Data in this exercise —
######

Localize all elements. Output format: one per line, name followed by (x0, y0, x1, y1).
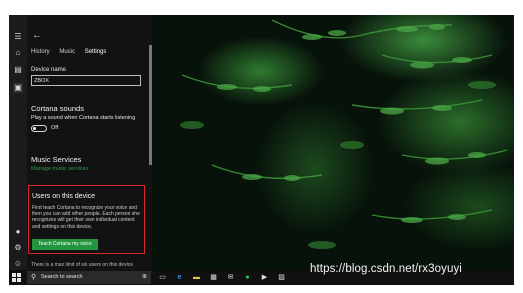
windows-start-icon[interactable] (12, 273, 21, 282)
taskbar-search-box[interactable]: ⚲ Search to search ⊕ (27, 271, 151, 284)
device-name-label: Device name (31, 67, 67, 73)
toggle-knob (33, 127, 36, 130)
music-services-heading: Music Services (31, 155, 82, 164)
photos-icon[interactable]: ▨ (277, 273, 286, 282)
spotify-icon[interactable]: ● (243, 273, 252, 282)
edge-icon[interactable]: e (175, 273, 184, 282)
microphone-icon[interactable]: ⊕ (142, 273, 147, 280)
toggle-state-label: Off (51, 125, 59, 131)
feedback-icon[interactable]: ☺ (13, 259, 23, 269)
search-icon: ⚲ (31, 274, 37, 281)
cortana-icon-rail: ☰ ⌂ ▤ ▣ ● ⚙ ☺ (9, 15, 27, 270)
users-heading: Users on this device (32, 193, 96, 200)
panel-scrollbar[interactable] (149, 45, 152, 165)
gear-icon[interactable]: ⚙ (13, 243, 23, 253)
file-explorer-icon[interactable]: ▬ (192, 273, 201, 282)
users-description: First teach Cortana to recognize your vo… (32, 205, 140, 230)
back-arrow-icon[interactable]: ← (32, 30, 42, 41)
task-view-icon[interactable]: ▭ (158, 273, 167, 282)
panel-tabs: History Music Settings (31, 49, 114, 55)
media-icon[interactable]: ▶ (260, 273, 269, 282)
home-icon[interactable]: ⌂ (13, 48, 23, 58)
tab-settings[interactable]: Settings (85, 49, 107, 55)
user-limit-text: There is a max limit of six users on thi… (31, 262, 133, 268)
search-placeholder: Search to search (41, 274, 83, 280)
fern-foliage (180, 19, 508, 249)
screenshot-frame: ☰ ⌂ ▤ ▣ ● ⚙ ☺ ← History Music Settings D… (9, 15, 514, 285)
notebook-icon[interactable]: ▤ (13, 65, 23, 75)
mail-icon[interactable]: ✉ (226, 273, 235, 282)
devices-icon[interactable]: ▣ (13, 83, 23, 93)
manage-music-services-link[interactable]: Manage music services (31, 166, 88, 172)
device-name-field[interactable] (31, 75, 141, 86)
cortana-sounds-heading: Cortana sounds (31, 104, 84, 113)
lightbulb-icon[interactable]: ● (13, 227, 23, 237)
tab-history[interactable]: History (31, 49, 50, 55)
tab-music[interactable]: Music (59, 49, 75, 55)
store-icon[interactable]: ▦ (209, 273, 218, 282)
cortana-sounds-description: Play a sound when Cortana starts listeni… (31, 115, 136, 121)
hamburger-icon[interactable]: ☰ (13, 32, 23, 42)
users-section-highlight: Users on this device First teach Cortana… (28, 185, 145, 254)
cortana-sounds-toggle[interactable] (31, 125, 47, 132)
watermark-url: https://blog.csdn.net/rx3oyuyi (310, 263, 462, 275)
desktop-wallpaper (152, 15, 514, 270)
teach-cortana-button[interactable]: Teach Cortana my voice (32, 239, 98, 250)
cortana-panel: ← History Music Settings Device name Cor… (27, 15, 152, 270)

######

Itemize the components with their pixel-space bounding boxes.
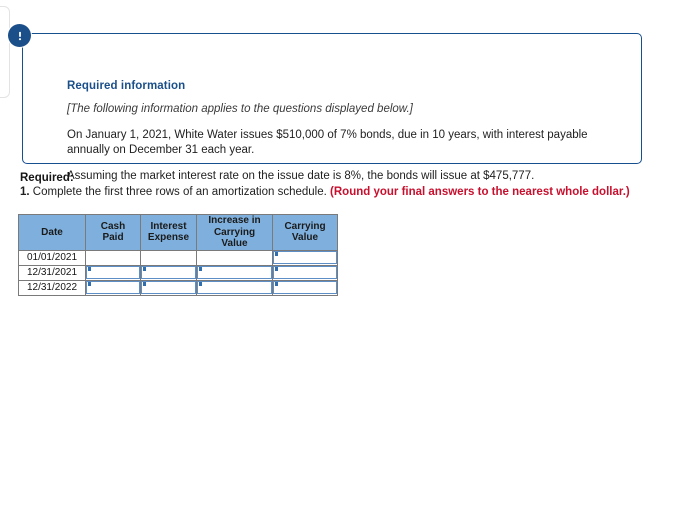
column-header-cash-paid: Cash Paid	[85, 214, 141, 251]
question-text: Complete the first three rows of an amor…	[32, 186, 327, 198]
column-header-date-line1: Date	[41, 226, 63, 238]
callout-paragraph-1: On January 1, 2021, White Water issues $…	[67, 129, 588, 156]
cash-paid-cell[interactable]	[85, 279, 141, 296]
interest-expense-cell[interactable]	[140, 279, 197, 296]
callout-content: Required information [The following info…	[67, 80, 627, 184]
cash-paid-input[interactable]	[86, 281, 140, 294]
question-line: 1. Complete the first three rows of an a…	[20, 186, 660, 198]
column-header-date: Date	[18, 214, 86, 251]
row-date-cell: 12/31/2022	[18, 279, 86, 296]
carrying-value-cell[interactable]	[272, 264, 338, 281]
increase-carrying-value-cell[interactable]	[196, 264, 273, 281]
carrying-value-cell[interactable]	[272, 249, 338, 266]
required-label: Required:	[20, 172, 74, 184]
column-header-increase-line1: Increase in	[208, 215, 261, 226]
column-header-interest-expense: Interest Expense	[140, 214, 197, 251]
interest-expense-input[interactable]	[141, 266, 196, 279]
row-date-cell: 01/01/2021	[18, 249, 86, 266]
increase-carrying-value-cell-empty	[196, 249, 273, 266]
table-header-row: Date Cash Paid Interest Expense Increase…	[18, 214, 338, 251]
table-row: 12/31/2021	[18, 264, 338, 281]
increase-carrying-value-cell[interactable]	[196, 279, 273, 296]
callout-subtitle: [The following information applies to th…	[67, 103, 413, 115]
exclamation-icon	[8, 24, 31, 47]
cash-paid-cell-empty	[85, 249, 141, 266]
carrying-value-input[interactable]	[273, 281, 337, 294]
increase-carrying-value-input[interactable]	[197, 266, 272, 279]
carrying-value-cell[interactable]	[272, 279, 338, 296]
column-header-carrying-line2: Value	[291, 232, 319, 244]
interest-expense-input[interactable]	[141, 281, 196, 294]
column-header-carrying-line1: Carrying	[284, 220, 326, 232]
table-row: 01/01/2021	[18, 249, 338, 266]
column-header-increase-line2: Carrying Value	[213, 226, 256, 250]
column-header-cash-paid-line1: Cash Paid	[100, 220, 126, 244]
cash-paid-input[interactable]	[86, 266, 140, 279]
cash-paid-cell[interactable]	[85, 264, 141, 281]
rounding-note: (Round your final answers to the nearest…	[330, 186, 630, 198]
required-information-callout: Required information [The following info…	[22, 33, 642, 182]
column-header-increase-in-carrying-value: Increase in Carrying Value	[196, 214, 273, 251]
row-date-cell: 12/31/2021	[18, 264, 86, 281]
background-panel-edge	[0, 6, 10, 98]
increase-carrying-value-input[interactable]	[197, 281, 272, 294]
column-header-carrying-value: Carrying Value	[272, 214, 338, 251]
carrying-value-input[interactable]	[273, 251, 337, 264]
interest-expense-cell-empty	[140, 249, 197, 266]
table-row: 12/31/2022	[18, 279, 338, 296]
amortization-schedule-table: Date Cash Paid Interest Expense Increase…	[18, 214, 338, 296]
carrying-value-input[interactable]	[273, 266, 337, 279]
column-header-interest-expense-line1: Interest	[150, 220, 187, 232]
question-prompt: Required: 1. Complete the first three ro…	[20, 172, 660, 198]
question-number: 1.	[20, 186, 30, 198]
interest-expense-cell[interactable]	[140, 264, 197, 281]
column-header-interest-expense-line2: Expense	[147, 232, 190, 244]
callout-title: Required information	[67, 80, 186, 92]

######

What needs to be done — Reproduce the items between the line holding "214, 141, 251]" and the line holding "172, 74, 184]", inclusive, keeping every line unchanged.

Problem solution —
column-header-cash-paid: Cash Paid	[85, 214, 141, 251]
question-text: Complete the first three rows of an amor…	[32, 186, 327, 198]
column-header-date-line1: Date	[41, 226, 63, 238]
callout-paragraph-1: On January 1, 2021, White Water issues $…	[67, 129, 588, 156]
cash-paid-cell[interactable]	[85, 279, 141, 296]
interest-expense-cell[interactable]	[140, 279, 197, 296]
callout-content: Required information [The following info…	[67, 80, 627, 184]
cash-paid-input[interactable]	[86, 281, 140, 294]
question-line: 1. Complete the first three rows of an a…	[20, 186, 660, 198]
column-header-date: Date	[18, 214, 86, 251]
row-date-cell: 12/31/2022	[18, 279, 86, 296]
carrying-value-cell[interactable]	[272, 264, 338, 281]
increase-carrying-value-cell[interactable]	[196, 264, 273, 281]
carrying-value-cell[interactable]	[272, 249, 338, 266]
required-label: Required:	[20, 172, 74, 184]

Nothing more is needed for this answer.